■ GOAL ■
Print the records below word for word, but leave out the pictures.

■ RECORDED INFORMATION ■

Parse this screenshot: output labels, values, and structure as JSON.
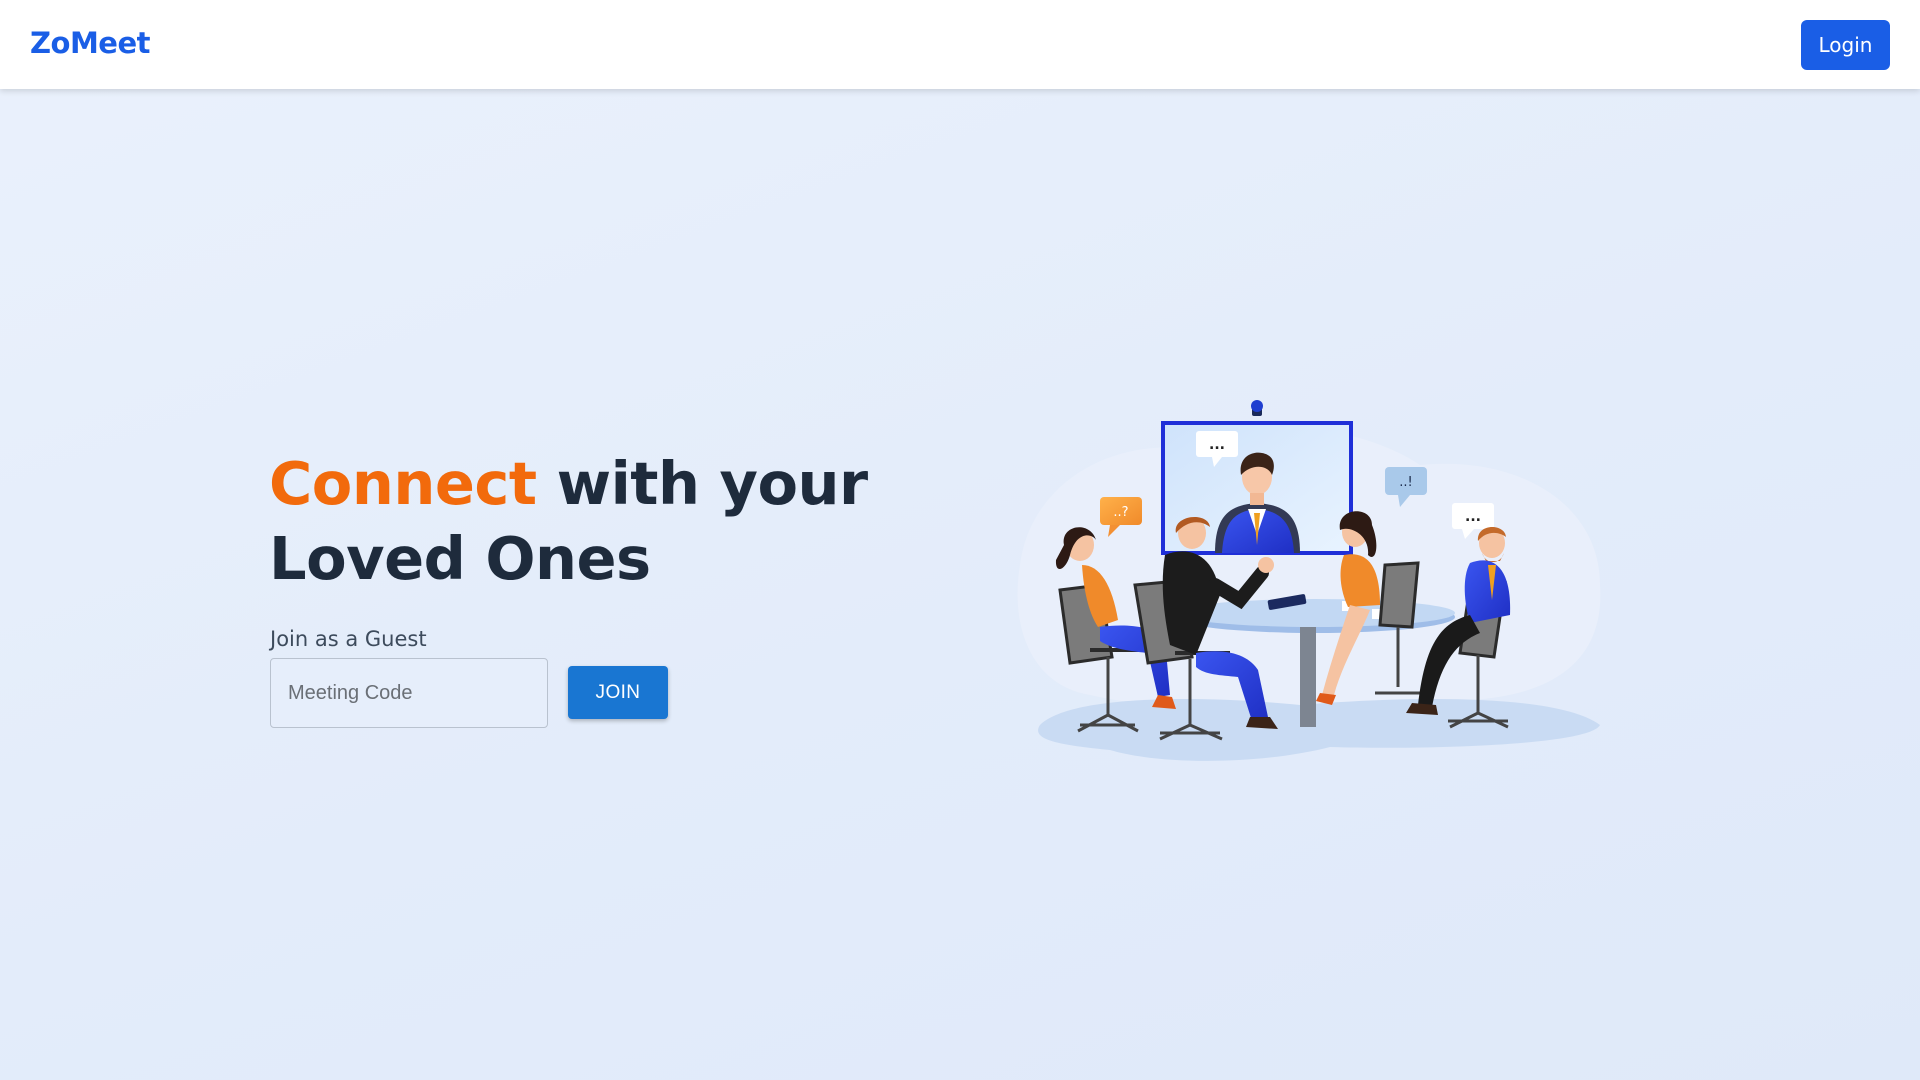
{
  "app": {
    "brand": "ZoMeet"
  },
  "header": {
    "login_label": "Login"
  },
  "hero": {
    "title_accent": "Connect",
    "title_rest": " with your",
    "title_line2": "Loved Ones"
  },
  "guest": {
    "label": "Join as a Guest",
    "code_placeholder": "Meeting Code",
    "code_value": "",
    "join_label": "JOIN"
  },
  "illustration": {
    "bubble_question": "..?",
    "bubble_screen": "...",
    "bubble_exclaim": "..!",
    "bubble_right": "..."
  },
  "colors": {
    "brand_blue": "#1a5ee6",
    "accent_orange": "#f26a0c",
    "join_blue": "#1976d2",
    "heading_dark": "#1e2b3c"
  },
  "icons": [
    "meeting-illustration",
    "webcam-icon"
  ]
}
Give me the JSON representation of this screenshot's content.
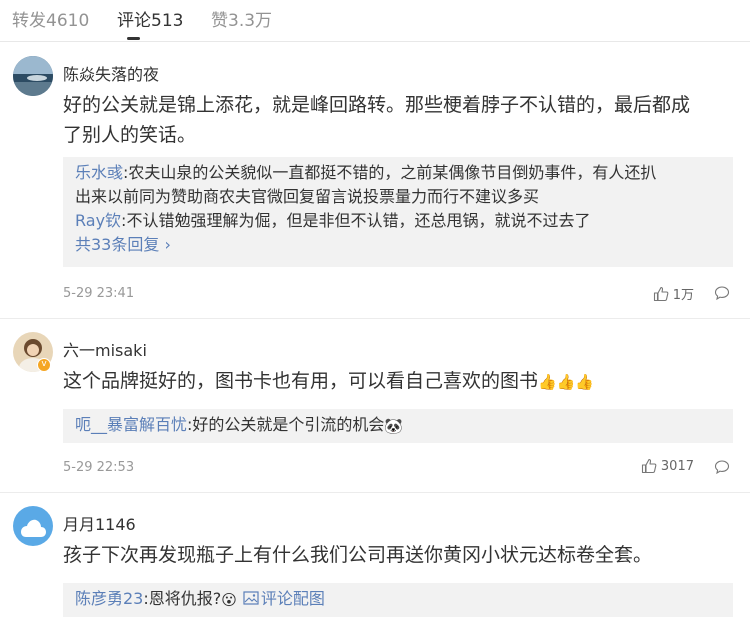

■ RESPONSE ■
Parse this screenshot: output labels, values, and structure as JSON.
{
  "app": {
    "brand": "ZoMeet"
  },
  "header": {
    "login_label": "Login"
  },
  "hero": {
    "title_accent": "Connect",
    "title_rest": " with your",
    "title_line2": "Loved Ones"
  },
  "guest": {
    "label": "Join as a Guest",
    "code_placeholder": "Meeting Code",
    "code_value": "",
    "join_label": "JOIN"
  },
  "illustration": {
    "bubble_question": "..?",
    "bubble_screen": "...",
    "bubble_exclaim": "..!",
    "bubble_right": "..."
  },
  "colors": {
    "brand_blue": "#1a5ee6",
    "accent_orange": "#f26a0c",
    "join_blue": "#1976d2",
    "heading_dark": "#1e2b3c"
  },
  "icons": [
    "meeting-illustration",
    "webcam-icon"
  ]
}
Give me the JSON representation of this screenshot's content.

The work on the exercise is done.